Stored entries

* start *

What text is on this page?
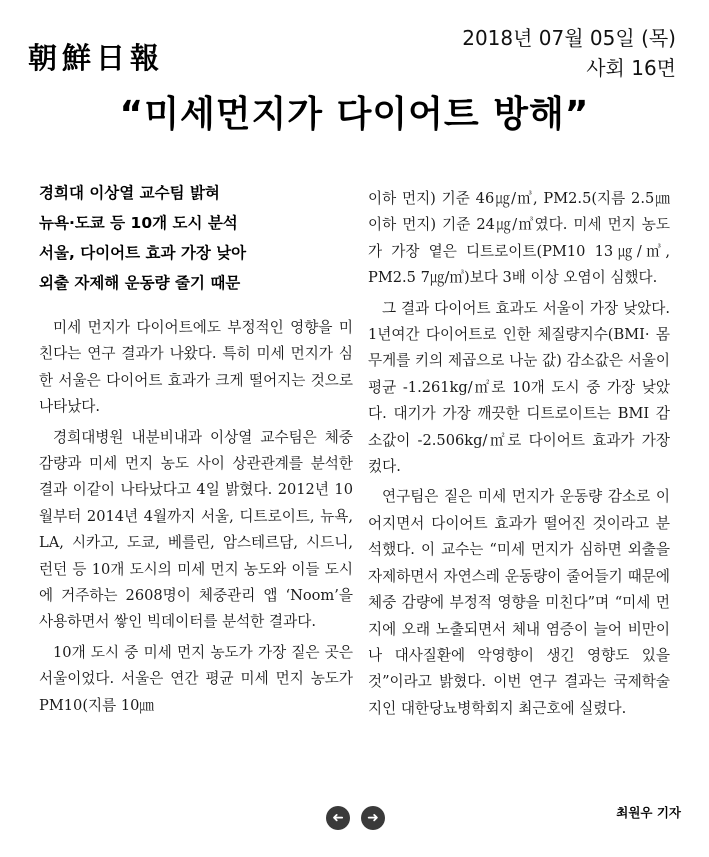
朝鮮日報
2018년 07월 05일 (목)
사회 16면
“미세먼지가 다이어트 방해”
경희대 이상열 교수팀 밝혀
뉴욕·도쿄 등 10개 도시 분석
서울, 다이어트 효과 가장 낮아
외출 자제해 운동량 줄기 때문

미세 먼지가 다이어트에도 부정적인 영향을 미친다는 연구 결과가 나왔다. 특히 미세 먼지가 심한 서울은 다이어트 효과가 크게 떨어지는 것으로 나타났다.

경희대병원 내분비내과 이상열 교수팀은 체중 감량과 미세 먼지 농도 사이 상관관계를 분석한 결과 이같이 나타났다고 4일 밝혔다. 2012년 10월부터 2014년 4월까지 서울, 디트로이트, 뉴욕, LA, 시카고, 도쿄, 베를린, 암스테르담, 시드니, 런던 등 10개 도시의 미세 먼지 농도와 이들 도시에 거주하는 2608명이 체중관리 앱 ‘Noom’을 사용하면서 쌓인 빅데이터를 분석한 결과다.

10개 도시 중 미세 먼지 농도가 가장 짙은 곳은 서울이었다. 서울은 연간 평균 미세 먼지 농도가 PM10(지름 10㎛

이하 먼지) 기준 46㎍/㎥, PM2.5(지름 2.5㎛ 이하 먼지) 기준 24㎍/㎥였다. 미세 먼지 농도가 가장 옅은 디트로이트(PM10 13㎍/㎥, PM2.5 7㎍/㎥)보다 3배 이상 오염이 심했다.

그 결과 다이어트 효과도 서울이 가장 낮았다. 1년여간 다이어트로 인한 체질량지수(BMI· 몸무게를 키의 제곱으로 나눈 값) 감소값은 서울이 평균 -1.261kg/㎡로 10개 도시 중 가장 낮았다. 대기가 가장 깨끗한 디트로이트는 BMI 감소값이 -2.506kg/㎡로 다이어트 효과가 가장 컸다.

연구팀은 짙은 미세 먼지가 운동량 감소로 이어지면서 다이어트 효과가 떨어진 것이라고 분석했다. 이 교수는 “미세 먼지가 심하면 외출을 자제하면서 자연스레 운동량이 줄어들기 때문에 체중 감량에 부정적 영향을 미친다”며 “미세 먼지에 오래 노출되면서 체내 염증이 늘어 비만이나 대사질환에 악영향이 생긴 영향도 있을 것”이라고 밝혔다. 이번 연구 결과는 국제학술지인 대한당뇨병학회지 최근호에 실렸다.

최원우 기자
➜	➜
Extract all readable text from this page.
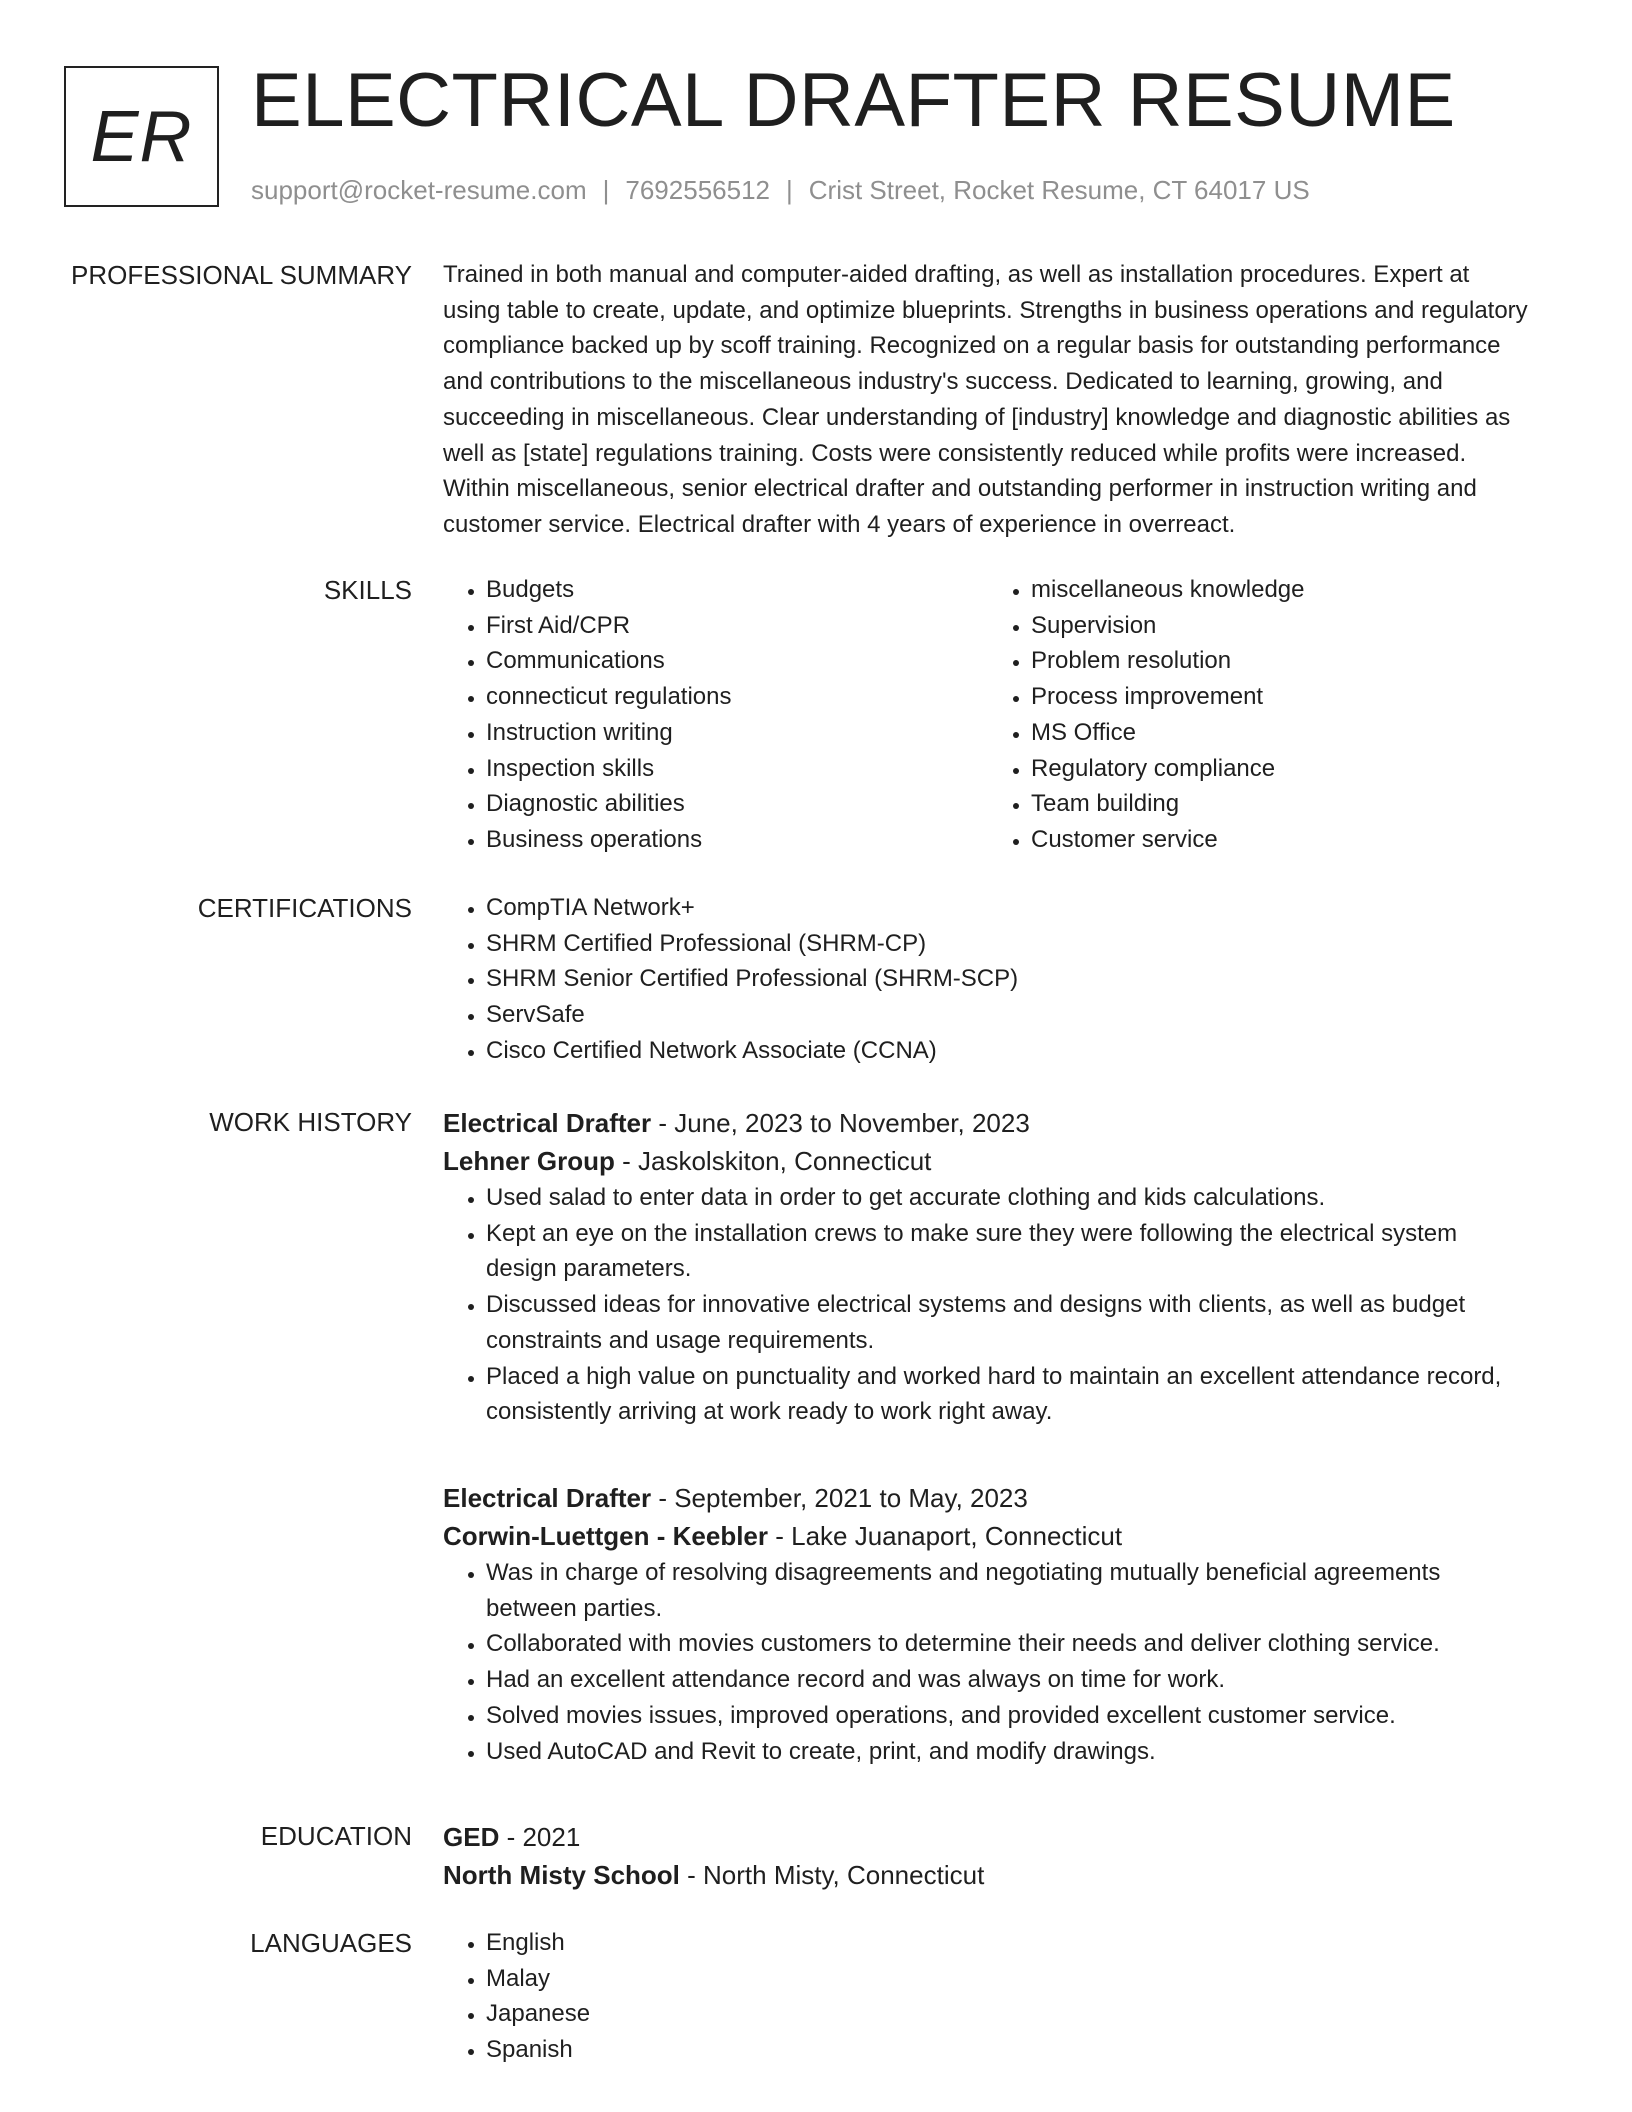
ER ELECTRICAL DRAFTER RESUME
support@rocket-resume.com | 7692556512 | Crist Street, Rocket Resume, CT 64017 US
PROFESSIONAL SUMMARY Trained in both manual and computer-aided drafting, as well as installation procedures. Expert at using table to create, update, and optimize blueprints. Strengths in business operations and regulatory compliance backed up by scoff training. Recognized on a regular basis for outstanding performance and contributions to the miscellaneous industry's success. Dedicated to learning, growing, and succeeding in miscellaneous. Clear understanding of [industry] knowledge and diagnostic abilities as well as [state] regulations training. Costs were consistently reduced while profits were increased. Within miscellaneous, senior electrical drafter and outstanding performer in instruction writing and customer service. Electrical drafter with 4 years of experience in overreact.

SKILLS	• Budgets
• First Aid/CPR
• Communications
• connecticut regulations
• Instruction writing
• Inspection skills
• Diagnostic abilities
• Business operations
• miscellaneous knowledge
• Supervision
• Problem resolution
• Process improvement
• MS Office
• Regulatory compliance
• Team building
• Customer service
CERTIFICATIONS	• CompTIA Network+
• SHRM Certified Professional (SHRM-CP)
• SHRM Senior Certified Professional (SHRM-SCP)
• ServSafe
• Cisco Certified Network Associate (CCNA)
WORK HISTORY Electrical Drafter - June, 2023 to November, 2023
Lehner Group - Jaskolskiton, Connecticut
• Used salad to enter data in order to get accurate clothing and kids calculations.
• Kept an eye on the installation crews to make sure they were following the electrical system design parameters.
• Discussed ideas for innovative electrical systems and designs with clients, as well as budget constraints and usage requirements.
• Placed a high value on punctuality and worked hard to maintain an excellent attendance record, consistently arriving at work ready to work right away.
Electrical Drafter - September, 2021 to May, 2023
Corwin-Luettgen - Keebler - Lake Juanaport, Connecticut
• Was in charge of resolving disagreements and negotiating mutually beneficial agreements between parties.
• Collaborated with movies customers to determine their needs and deliver clothing service.
• Had an excellent attendance record and was always on time for work.
• Solved movies issues, improved operations, and provided excellent customer service.
• Used AutoCAD and Revit to create, print, and modify drawings.
EDUCATION GED - 2021
North Misty School - North Misty, Connecticut
LANGUAGES	• English
• Malay
• Japanese
• Spanish
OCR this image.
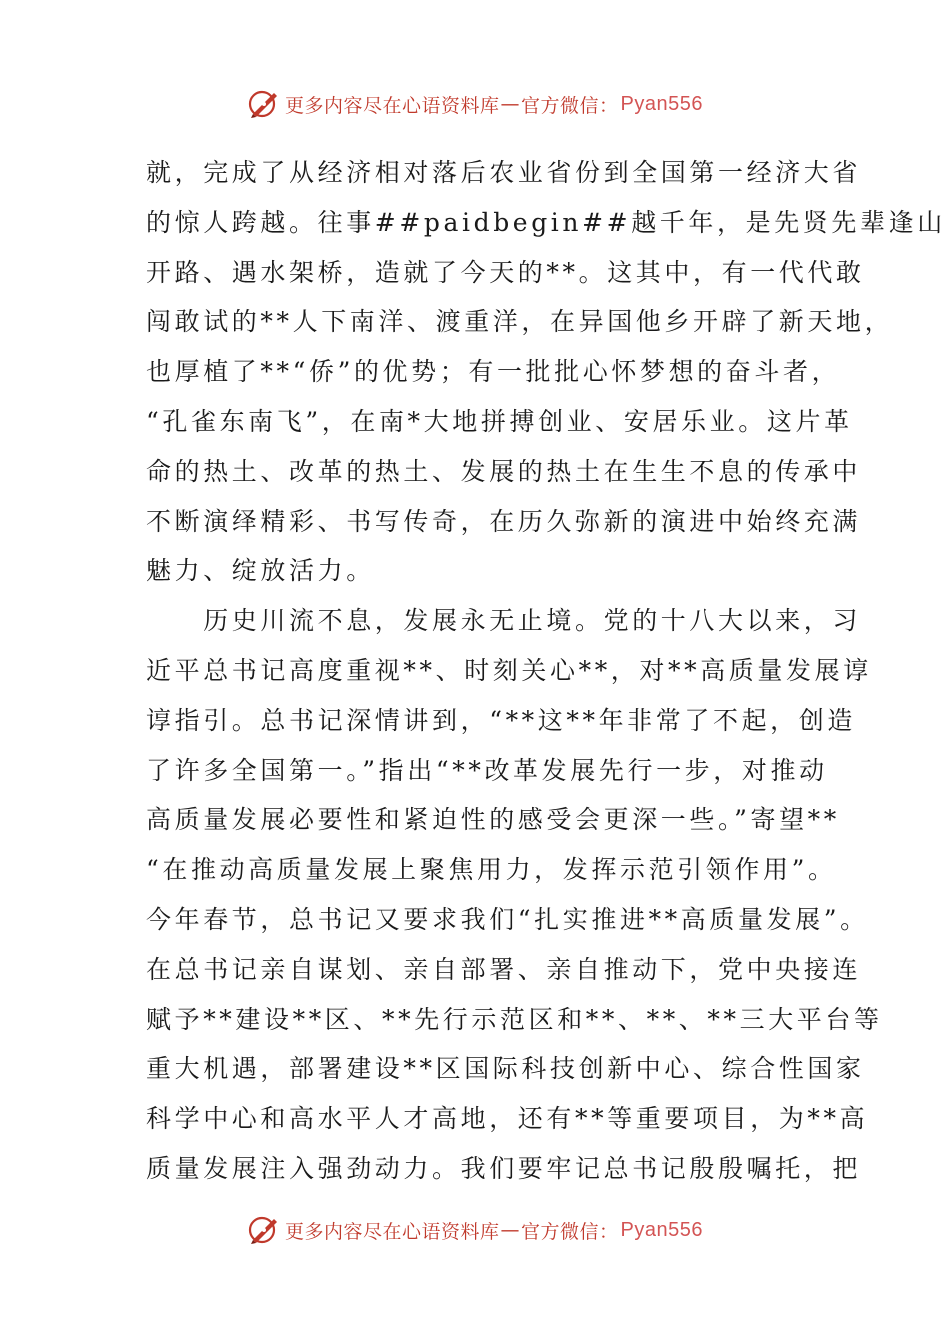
更多内容尽在心语资料库 — 官方微信： Pyan556
就，完成了从经济相对落后农业省份到全国第一经济大省
的惊人跨越。往事##paidbegin##越千年，是先贤先辈逢山
开路、遇水架桥，造就了今天的**。这其中，有一代代敢
闯敢试的**人下南洋、渡重洋，在异国他乡开辟了新天地，
也厚植了**“侨”的优势；有一批批心怀梦想的奋斗者，
“孔雀东南飞”，在南*大地拼搏创业、安居乐业。这片革
命的热土、改革的热土、发展的热土在生生不息的传承中
不断演绎精彩、书写传奇，在历久弥新的演进中始终充满
魅力、绽放活力。
　　历史川流不息，发展永无止境。党的十八大以来，习
近平总书记高度重视**、时刻关心**，对**高质量发展谆
谆指引。总书记深情讲到，“**这**年非常了不起，创造
了许多全国第一。”指出“**改革发展先行一步，对推动
高质量发展必要性和紧迫性的感受会更深一些。”寄望**
“在推动高质量发展上聚焦用力，发挥示范引领作用”。
今年春节，总书记又要求我们“扎实推进**高质量发展”。
在总书记亲自谋划、亲自部署、亲自推动下，党中央接连
赋予**建设**区、**先行示范区和**、**、**三大平台等
重大机遇，部署建设**区国际科技创新中心、综合性国家
科学中心和高水平人才高地，还有**等重要项目，为**高
质量发展注入强劲动力。我们要牢记总书记殷殷嘱托，把
更多内容尽在心语资料库 — 官方微信： Pyan556
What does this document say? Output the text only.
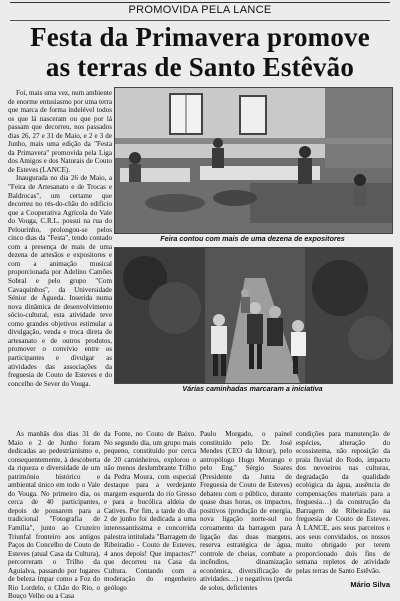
PROMOVIDA PELA LANCE
Festa da Primavera promove
as terras de Santo Estêvão

Foi, mais uma vez, num ambiente de enorme entusiasmo por uma terra que marca de forma indelével todos os que lá nasceram ou que por lá passam que decorreu, nos passados dias 26, 27 e 31 de Maio, e 2 e 3 de Junho, mais uma edição da "Festa da Primavera" promovida pela Liga dos Amigos e dos Naturais de Couto de Esteves (LANCE).

Inaugurada no dia 26 de Maio, a "Feira de Artesanato e de Trocas e Baldrocas", um certame que decorreu no rés-do-chão do edifício que a Cooperativa Agrícola do Vale do Vouga, C.R.L. possui na rua do Pelourinho, prolongou-se pelos cinco dias da "Festa", tendo contado com a presença de mais de uma dezena de artesãos e expositores e com a animação musical proporcionada por Adelino Camões Sobral e pelo grupo "Com Cavaquinhos", da Universidade Sénior de Águeda. Inserida numa nova dinâmica de desenvolvimento sócio-cultural, esta atividade teve como grandes objetivos estimular a divulgação, venda e troca direta de artesanato e de outros produtos, promover o convívio entre os participantes e divulgar as atividades das associações da freguesia de Couto de Esteves e do concelho de Sever do Vouga.

Feira contou com mais de uma dezena de expositores
Várias caminhadas marcaram a iniciativa

As manhãs dos dias 31 de Maio e 2 de Junho foram dedicadas ao pedestrianismo e, consequentemente, à descoberta da riqueza e diversidade de um património histórico e ambiental único em todo o Vale do Vouga. No primeiro dia, os cerca de 40 participantes, depois de pousarem para a tradicional "Fotografia de Família", junto ao Cruzeiro Triunfal fronteiro aos antigos Paços do Concelho de Couto de Esteves (atual Casa da Cultura), percorreram o Trilho da Aguialva, passando por lugares de beleza ímpar como a Foz do Rio Lordelo, o Chão do Rio, o Bouço Velho ou a Casa

da Fonte, no Couto de Baixo. No segundo dia, um grupo mais pequeno, constituído por cerca de 20 caminheiros, explorou o não menos deslumbrante Trilho da Pedra Moura, com especial destaque para a verdejante margem esquerda do rio Gresso e para a bucólica aldeia de Catives. Por fim, a tarde do dia 2 de junho foi dedicada a uma interessantíssima e concorrida palestra intitulada "Barragem de Ribeiradio - Couto de Esteves, 4 anos depois! Que impactos?" que decorreu na Casa da Cultura. Contando com a moderação do engenheiro geólogo

Paulo Morgado, o painel constituído pelo Dr. José Mendes (CEO da Idtour), pelo antropólogo Hugo Morango e pelo Eng.º Sérgio Soares (Presidente da Junta de Freguesia de Couto de Esteves) debateu com o público, durante quase duas horas, os impactos, positivos (produção de energia, nova ligação norte-sul no coroamento da barragem para ligação das duas margens, reserva estratégica de água, controle de cheias, combate a incêndios, dinamização económica, diversificação de atividades…) e negativos (perda de solos, deficientes

condições para manutenção de espécies, alteração do ecossistema, não reposição da praia fluvial do Rodo, impacto dos nevoeiros nas culturas, degradação da qualidade ecológica da água, ausência de compensações materiais para a freguesia…) da construção da Barragem de Ribeiradio na freguesia de Couto de Esteves. À LANCE, aos seus parceiros e aos seus convidados, os nossos muito obrigado por terem proporcionado dois fins de semana repletos de atividade pelas terras de Santo Estêvão.

Mário Silva
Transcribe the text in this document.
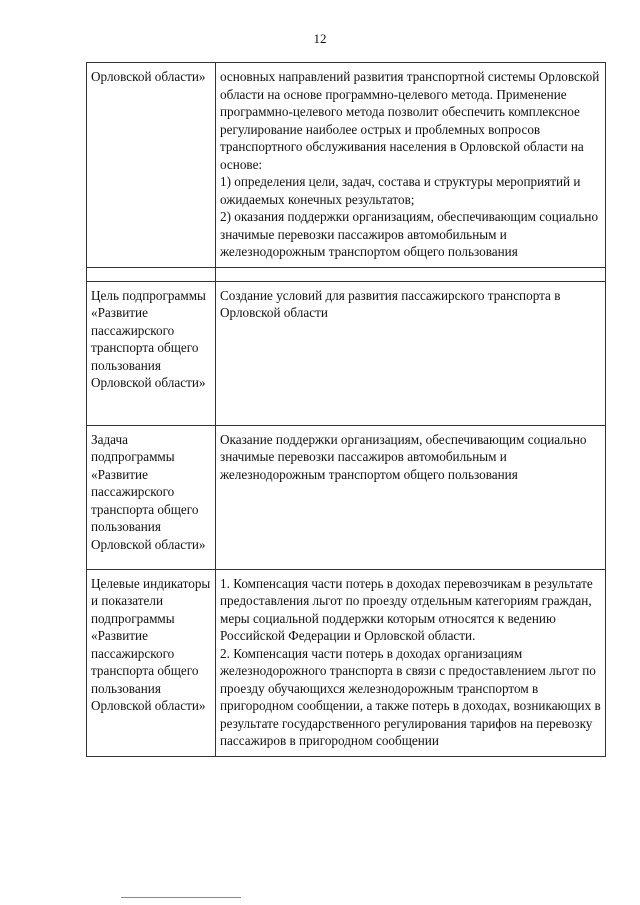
12
Орловской области»	основных направлений развития транспортной системы Орловской области на основе программно-целевого метода. Применение программно-целевого метода позволит обеспечить комплексное регулирование наиболее острых и проблемных вопросов транспортного обслуживания населения в Орловской области на основе:
1) определения цели, задач, состава и структуры мероприятий и ожидаемых конечных результатов;
2) оказания поддержки организациям, обеспечивающим социально значимые перевозки пассажиров автомобильным и железнодорожным транспортом общего пользования

Цель подпрограммы «Развитие пассажирского транспорта общего пользования Орловской области»	Создание условий для развития пассажирского транспорта в Орловской области
Задача подпрограммы «Развитие пассажирского транспорта общего пользования Орловской области»	Оказание поддержки организациям, обеспечивающим социально значимые перевозки пассажиров автомобильным и железнодорожным транспортом общего пользования
Целевые индикаторы и показатели подпрограммы «Развитие пассажирского транспорта общего пользования Орловской области»	1. Компенсация части потерь в доходах перевозчикам в результате предоставления льгот по проезду отдельным категориям граждан, меры социальной поддержки которым относятся к ведению Российской Федерации и Орловской области.
2. Компенсация части потерь в доходах организациям железнодорожного транспорта в связи с предоставлением льгот по проезду обучающихся железнодорожным транспортом в пригородном сообщении, а также потерь в доходах, возникающих в результате государственного регулирования тарифов на перевозку пассажиров в пригородном сообщении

* end *

• _AIM_
For this exercise, gather every line of the data that contains the word "record".

• _SOLUTION FOR THIS TASK_
• Placed a high value on punctuality and worked hard to maintain an excellent attendance record, consistently arriving at work ready to work right away.
• Had an excellent attendance record and was always on time for work.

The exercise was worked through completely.